··· MATERIAL FOR THIS EXERCISE ···

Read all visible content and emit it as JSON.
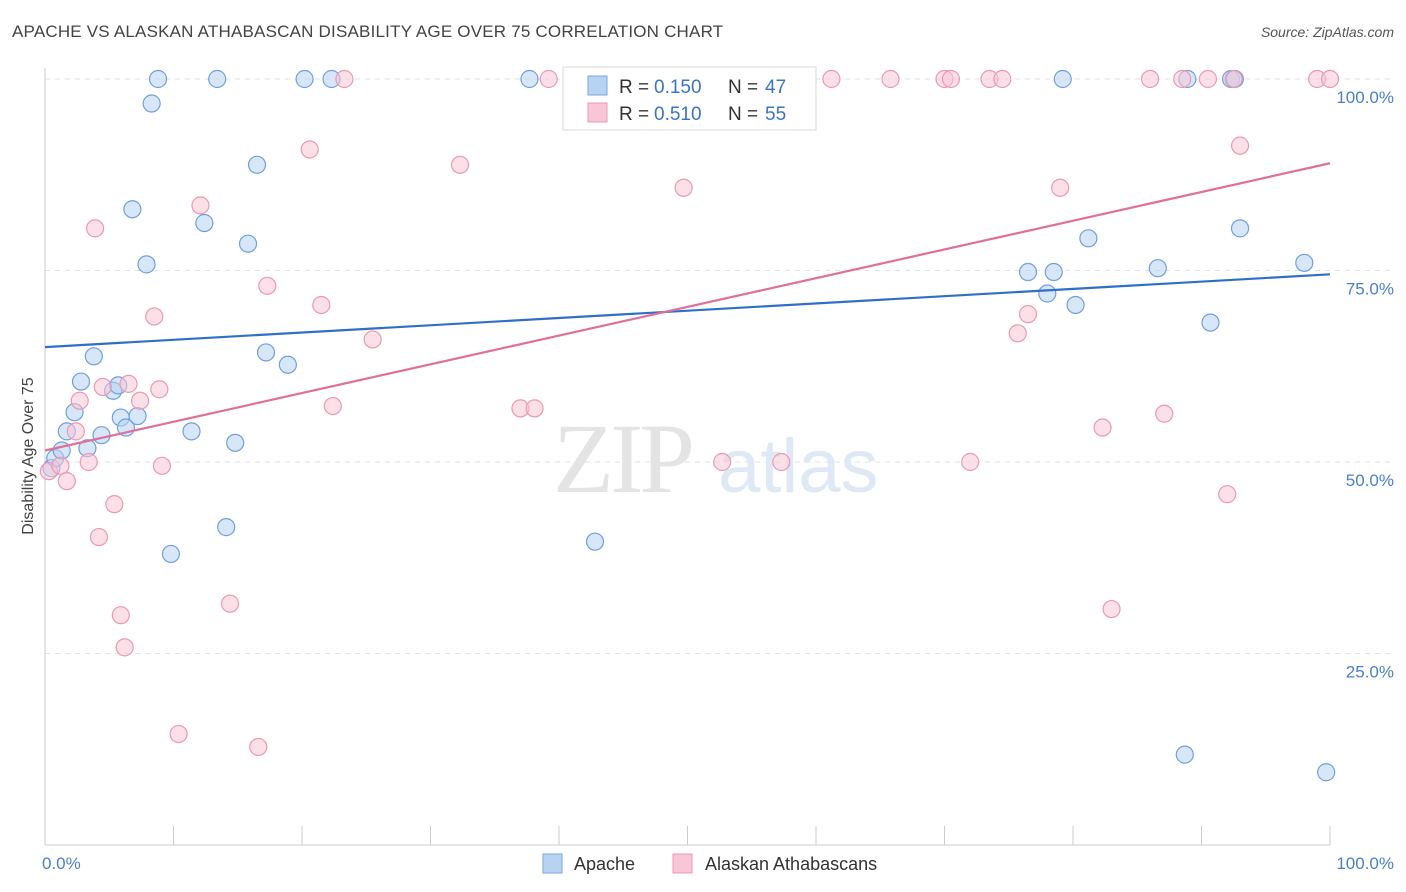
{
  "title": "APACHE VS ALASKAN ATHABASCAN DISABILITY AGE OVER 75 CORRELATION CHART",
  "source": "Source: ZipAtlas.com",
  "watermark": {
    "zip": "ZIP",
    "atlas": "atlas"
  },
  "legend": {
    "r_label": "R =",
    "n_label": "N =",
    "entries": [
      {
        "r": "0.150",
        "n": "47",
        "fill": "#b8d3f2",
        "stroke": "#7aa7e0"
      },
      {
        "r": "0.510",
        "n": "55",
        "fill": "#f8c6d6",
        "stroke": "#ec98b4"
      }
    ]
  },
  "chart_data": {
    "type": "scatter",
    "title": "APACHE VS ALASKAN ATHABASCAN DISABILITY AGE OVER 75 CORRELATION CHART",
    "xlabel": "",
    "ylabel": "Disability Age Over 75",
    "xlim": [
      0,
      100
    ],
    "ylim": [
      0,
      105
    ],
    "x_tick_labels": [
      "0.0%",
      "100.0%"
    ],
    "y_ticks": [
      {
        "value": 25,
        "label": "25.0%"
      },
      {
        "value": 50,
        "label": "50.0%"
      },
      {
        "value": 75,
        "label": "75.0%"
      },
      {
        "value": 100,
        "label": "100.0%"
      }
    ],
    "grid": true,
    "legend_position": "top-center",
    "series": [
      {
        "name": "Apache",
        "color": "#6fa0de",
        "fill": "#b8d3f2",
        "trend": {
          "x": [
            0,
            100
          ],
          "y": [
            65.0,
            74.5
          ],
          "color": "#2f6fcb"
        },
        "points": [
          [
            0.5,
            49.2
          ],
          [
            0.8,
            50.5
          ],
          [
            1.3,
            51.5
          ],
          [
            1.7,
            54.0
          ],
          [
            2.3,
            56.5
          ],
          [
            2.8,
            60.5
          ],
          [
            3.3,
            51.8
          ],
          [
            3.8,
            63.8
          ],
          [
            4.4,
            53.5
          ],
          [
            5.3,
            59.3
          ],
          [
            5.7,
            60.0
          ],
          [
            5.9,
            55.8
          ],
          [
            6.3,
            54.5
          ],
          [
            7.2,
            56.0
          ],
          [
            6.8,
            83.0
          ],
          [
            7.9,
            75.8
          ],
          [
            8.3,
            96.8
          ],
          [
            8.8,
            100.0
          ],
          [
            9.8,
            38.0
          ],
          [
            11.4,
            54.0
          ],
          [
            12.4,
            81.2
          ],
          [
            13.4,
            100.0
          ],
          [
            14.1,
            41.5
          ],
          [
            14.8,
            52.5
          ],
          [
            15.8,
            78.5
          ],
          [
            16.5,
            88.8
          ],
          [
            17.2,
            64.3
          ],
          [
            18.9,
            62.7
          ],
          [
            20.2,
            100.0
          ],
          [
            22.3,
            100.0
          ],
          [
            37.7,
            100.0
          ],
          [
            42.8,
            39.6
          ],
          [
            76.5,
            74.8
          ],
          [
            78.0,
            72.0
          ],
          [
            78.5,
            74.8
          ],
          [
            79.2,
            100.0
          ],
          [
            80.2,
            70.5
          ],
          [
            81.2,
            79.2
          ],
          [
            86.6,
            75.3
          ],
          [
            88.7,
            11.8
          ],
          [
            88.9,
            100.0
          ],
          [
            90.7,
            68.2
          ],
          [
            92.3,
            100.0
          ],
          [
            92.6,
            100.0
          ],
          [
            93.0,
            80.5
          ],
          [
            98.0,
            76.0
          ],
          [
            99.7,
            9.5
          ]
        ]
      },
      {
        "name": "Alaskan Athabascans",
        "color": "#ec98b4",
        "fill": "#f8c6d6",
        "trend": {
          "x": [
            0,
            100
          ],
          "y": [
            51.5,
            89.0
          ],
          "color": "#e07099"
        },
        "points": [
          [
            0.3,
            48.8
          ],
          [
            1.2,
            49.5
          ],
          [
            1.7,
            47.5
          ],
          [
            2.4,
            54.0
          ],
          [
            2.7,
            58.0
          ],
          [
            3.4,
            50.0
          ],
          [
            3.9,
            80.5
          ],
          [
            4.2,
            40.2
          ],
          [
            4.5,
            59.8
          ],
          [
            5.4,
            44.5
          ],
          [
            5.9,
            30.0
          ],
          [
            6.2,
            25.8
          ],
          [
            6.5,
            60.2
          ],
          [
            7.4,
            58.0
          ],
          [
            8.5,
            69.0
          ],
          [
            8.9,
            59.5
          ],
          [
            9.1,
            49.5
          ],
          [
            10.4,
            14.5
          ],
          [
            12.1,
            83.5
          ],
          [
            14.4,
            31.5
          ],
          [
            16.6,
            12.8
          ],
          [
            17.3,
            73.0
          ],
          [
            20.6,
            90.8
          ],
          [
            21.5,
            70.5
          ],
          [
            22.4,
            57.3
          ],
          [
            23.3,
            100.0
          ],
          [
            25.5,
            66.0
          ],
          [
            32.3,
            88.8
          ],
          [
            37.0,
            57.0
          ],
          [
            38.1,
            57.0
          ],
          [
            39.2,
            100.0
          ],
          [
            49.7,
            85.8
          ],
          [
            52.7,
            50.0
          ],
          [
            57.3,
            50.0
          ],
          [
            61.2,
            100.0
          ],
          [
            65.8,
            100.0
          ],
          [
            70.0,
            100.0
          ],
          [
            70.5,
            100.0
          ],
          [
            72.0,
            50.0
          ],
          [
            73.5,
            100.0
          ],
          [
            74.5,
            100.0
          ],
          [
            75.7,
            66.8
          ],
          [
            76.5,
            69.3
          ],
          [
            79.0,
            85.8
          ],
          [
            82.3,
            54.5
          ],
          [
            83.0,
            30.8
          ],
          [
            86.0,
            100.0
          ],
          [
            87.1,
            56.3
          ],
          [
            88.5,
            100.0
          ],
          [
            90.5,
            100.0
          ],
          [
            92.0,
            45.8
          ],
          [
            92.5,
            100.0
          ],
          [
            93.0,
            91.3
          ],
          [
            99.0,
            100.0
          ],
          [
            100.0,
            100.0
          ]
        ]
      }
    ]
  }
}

···
··· MATERIAL FOR THIS EXERCISE ···

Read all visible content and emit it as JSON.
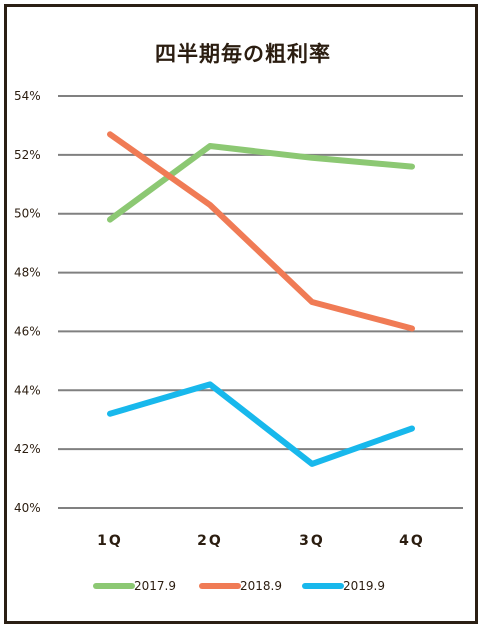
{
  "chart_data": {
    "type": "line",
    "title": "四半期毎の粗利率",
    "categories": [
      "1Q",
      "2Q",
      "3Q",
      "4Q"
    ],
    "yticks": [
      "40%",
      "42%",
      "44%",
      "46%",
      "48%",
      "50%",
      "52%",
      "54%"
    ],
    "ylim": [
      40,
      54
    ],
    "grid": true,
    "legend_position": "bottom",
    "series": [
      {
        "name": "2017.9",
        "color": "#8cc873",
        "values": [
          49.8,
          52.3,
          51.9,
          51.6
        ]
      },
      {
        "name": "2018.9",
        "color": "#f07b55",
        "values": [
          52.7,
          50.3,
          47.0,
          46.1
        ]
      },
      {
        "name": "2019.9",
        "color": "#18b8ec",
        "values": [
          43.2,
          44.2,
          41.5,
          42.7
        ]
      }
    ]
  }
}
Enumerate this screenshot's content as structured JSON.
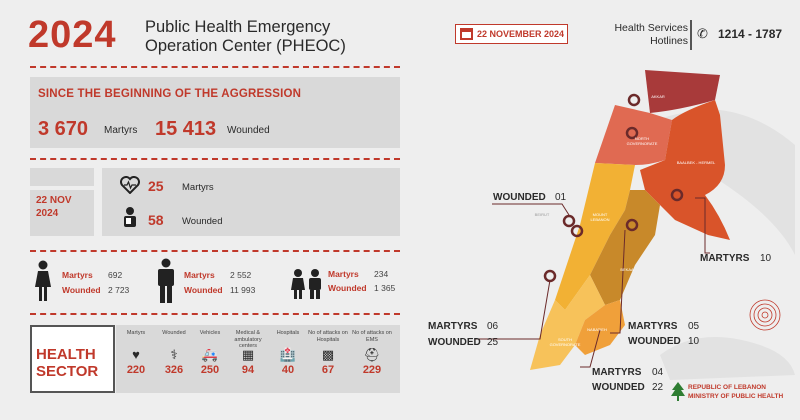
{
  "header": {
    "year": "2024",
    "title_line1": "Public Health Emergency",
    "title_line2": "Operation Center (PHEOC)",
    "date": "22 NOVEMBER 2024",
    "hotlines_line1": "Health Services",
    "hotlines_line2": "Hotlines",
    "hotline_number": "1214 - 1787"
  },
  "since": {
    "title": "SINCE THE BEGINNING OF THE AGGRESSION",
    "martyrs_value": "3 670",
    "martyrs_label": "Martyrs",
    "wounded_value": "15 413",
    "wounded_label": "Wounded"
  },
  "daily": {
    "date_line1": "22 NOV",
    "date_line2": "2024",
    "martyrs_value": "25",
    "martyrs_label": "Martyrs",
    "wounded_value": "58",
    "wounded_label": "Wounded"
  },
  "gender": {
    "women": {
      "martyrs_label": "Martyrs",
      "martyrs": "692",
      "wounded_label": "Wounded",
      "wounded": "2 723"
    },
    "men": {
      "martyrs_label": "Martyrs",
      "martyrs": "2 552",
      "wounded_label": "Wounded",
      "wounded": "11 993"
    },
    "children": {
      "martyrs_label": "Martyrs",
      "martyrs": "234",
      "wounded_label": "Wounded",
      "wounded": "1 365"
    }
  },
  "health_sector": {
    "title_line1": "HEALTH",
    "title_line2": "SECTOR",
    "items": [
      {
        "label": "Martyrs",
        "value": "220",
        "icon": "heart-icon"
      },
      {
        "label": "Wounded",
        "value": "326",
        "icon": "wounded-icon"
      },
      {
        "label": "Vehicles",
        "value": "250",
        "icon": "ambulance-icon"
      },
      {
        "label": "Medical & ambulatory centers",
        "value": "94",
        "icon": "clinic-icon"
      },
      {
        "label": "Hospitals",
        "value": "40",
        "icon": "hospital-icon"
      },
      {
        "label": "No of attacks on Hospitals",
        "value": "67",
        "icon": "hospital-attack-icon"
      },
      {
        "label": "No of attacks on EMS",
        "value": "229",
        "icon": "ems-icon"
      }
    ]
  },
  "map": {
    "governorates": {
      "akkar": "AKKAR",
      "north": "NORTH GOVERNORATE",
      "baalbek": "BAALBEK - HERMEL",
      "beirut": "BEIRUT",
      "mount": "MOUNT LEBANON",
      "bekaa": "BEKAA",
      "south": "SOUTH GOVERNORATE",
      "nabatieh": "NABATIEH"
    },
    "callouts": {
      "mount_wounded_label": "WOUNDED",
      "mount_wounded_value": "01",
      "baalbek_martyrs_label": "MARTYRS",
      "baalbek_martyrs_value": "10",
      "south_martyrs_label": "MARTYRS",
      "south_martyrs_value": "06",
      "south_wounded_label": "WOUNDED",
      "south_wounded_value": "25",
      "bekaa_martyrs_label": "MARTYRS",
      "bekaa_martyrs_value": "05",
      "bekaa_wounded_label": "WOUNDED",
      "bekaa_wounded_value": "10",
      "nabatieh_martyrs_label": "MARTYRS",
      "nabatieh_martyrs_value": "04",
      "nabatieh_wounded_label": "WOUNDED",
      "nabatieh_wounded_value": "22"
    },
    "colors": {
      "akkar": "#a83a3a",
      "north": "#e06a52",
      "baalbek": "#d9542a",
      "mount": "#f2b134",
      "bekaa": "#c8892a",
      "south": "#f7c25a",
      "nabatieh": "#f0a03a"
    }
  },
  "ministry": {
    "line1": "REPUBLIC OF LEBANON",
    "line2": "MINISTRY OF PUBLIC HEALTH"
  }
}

···

WHAT THE TASK REQUIRES: Tally up the lines of the listing containing the word "icon". Give only the total.

SOLUTION FOR THIS PROBLEM: 7